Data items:
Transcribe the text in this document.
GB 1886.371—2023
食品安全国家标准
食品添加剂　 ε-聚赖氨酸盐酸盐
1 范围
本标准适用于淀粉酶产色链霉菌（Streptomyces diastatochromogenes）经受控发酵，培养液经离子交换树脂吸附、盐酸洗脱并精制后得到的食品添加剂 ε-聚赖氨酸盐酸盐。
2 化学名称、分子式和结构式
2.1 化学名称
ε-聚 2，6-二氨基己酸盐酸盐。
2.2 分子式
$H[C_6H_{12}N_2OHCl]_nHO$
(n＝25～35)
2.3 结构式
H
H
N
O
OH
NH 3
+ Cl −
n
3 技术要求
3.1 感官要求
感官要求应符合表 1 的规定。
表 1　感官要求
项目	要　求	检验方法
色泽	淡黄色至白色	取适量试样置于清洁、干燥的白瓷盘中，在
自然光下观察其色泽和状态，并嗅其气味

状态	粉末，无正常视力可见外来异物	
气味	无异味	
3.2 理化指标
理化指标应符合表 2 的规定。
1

TASK INSTRUCTIONS ->
Copy out each line of the data in which the word "聚赖氨酸盐酸盐" appears.

ANSWER TO THIS TASK ->
食品添加剂　 ε-聚赖氨酸盐酸盐
本标准适用于淀粉酶产色链霉菌（Streptomyces diastatochromogenes）经受控发酵，培养液经离子交换树脂吸附、盐酸洗脱并精制后得到的食品添加剂 ε-聚赖氨酸盐酸盐。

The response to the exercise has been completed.